- **Stated goal**
Copy all lines below containing "Stratege".

Stored entries:
§

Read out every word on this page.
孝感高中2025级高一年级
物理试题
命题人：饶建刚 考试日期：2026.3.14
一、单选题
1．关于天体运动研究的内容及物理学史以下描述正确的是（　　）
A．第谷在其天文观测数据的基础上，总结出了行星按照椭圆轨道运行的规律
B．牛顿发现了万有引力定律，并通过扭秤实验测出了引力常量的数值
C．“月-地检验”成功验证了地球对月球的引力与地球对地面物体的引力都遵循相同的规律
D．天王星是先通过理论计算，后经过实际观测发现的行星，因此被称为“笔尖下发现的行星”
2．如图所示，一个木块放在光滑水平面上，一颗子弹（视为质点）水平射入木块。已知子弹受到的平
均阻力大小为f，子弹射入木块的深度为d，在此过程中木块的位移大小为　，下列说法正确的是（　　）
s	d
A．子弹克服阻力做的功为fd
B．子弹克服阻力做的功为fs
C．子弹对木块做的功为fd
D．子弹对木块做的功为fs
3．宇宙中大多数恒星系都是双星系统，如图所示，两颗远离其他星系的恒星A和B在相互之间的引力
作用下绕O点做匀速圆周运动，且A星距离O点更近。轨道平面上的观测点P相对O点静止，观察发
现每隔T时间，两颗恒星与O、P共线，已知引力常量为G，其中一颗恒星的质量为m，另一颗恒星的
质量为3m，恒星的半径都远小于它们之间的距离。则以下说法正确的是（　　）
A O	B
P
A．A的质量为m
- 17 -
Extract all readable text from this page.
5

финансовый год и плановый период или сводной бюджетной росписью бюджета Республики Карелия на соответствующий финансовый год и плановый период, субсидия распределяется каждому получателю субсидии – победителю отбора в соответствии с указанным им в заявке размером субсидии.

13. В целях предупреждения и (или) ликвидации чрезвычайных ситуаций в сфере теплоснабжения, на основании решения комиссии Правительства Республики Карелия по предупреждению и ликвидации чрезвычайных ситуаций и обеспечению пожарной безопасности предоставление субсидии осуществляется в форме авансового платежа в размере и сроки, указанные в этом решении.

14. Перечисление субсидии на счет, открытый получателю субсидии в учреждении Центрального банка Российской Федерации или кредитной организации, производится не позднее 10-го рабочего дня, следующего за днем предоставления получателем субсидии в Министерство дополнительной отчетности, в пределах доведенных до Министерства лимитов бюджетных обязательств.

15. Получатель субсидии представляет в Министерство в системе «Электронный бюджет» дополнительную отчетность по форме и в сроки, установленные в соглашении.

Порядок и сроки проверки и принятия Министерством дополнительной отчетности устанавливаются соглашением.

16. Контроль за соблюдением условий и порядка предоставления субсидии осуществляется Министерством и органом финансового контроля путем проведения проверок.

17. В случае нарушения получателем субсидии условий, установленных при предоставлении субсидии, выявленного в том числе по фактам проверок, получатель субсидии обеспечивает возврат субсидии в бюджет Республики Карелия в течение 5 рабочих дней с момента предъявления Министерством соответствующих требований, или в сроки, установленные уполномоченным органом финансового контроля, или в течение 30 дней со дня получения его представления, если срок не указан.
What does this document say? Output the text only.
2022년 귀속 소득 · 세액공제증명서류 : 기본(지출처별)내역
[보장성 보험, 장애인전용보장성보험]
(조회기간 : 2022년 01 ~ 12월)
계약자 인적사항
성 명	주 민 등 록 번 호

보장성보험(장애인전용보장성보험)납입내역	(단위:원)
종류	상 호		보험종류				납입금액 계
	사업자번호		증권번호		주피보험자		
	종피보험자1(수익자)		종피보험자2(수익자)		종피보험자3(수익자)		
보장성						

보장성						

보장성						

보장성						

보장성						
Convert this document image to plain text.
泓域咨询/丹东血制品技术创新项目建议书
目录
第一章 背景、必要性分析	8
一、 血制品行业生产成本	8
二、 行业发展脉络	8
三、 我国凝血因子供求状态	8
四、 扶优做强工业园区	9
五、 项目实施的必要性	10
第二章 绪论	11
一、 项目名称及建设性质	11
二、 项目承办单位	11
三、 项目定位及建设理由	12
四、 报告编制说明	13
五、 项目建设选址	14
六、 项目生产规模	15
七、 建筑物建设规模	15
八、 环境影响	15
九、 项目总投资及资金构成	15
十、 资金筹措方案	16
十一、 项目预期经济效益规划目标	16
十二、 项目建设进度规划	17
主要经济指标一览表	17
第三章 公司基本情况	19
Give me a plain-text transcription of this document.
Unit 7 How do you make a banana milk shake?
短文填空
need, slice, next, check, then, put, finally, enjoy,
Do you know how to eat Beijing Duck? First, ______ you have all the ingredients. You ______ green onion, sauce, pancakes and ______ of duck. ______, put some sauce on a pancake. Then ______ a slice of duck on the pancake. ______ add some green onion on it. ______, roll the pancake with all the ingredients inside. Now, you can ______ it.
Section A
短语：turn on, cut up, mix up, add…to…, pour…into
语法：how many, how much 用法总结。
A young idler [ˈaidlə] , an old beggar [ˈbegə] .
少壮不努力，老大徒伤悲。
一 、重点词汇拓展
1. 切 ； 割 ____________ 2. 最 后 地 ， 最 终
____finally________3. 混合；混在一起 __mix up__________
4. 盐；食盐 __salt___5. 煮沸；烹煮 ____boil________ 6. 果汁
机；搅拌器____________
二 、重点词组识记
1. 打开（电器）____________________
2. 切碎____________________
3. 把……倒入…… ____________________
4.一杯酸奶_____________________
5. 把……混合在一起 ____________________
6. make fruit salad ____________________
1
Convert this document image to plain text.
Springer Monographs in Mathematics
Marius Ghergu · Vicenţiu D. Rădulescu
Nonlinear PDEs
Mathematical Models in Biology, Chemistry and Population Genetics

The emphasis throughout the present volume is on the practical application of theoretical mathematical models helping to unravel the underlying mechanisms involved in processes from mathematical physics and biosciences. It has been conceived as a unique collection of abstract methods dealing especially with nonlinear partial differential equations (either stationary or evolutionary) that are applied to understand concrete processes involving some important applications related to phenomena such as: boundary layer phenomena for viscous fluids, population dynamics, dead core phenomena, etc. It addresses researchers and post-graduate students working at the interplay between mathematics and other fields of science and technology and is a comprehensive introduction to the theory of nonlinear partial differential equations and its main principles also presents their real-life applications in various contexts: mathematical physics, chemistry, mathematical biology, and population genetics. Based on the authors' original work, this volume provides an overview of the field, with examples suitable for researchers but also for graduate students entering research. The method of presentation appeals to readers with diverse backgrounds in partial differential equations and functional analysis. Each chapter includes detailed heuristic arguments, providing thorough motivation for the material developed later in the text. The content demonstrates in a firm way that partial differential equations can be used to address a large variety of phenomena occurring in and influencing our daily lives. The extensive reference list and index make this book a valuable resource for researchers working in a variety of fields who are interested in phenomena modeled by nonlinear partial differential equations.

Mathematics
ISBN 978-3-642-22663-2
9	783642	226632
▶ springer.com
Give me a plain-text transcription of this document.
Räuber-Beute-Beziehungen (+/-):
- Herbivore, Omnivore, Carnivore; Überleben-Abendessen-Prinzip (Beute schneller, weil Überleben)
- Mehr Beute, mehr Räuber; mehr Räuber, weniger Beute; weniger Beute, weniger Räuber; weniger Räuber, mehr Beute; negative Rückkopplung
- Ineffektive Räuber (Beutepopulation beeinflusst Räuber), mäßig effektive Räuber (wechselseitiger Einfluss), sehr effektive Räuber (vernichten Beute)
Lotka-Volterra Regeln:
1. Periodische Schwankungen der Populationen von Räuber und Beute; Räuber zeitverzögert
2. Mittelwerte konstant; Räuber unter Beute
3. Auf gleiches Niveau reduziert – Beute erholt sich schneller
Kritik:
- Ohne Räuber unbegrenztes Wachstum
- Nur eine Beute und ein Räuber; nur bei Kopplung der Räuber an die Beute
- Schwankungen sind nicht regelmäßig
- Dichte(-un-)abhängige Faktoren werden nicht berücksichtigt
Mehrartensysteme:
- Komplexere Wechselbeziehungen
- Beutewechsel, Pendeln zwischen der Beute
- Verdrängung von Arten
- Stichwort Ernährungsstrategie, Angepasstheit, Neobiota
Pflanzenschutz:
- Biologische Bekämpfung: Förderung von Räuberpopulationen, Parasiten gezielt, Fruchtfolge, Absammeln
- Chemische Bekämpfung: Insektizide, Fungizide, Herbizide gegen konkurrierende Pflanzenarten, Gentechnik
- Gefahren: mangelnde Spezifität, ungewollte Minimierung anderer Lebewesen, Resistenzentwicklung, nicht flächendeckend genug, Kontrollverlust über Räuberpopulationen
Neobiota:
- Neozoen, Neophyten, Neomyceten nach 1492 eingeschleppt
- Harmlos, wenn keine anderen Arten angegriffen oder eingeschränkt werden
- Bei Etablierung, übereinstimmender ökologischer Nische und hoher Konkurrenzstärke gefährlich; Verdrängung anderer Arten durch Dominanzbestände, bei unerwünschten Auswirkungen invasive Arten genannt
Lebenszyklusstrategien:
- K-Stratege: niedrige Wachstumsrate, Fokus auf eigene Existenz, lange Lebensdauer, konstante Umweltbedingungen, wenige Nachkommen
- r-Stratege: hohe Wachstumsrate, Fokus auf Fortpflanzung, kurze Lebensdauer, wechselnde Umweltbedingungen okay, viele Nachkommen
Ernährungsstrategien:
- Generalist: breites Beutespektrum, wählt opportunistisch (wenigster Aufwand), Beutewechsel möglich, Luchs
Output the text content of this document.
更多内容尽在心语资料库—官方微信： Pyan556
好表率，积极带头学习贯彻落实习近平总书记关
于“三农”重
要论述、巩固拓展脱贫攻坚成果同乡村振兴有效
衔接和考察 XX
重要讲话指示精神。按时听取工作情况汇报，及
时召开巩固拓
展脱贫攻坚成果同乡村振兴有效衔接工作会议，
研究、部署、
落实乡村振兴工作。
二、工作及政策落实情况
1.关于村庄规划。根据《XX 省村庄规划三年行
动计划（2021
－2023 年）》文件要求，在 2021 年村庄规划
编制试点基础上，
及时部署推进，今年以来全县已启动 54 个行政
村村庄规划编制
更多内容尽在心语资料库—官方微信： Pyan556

§

- **Correct answer**
- K-Stratege: niedrige Wachstumsrate, Fokus auf eigene Existenz, lange Lebensdauer, konstante Umweltbedingungen, wenige Nachkommen
- r-Stratege: hohe Wachstumsrate, Fokus auf Fortpflanzung, kurze Lebensdauer, wechselnde Umweltbedingungen okay, viele Nachkommen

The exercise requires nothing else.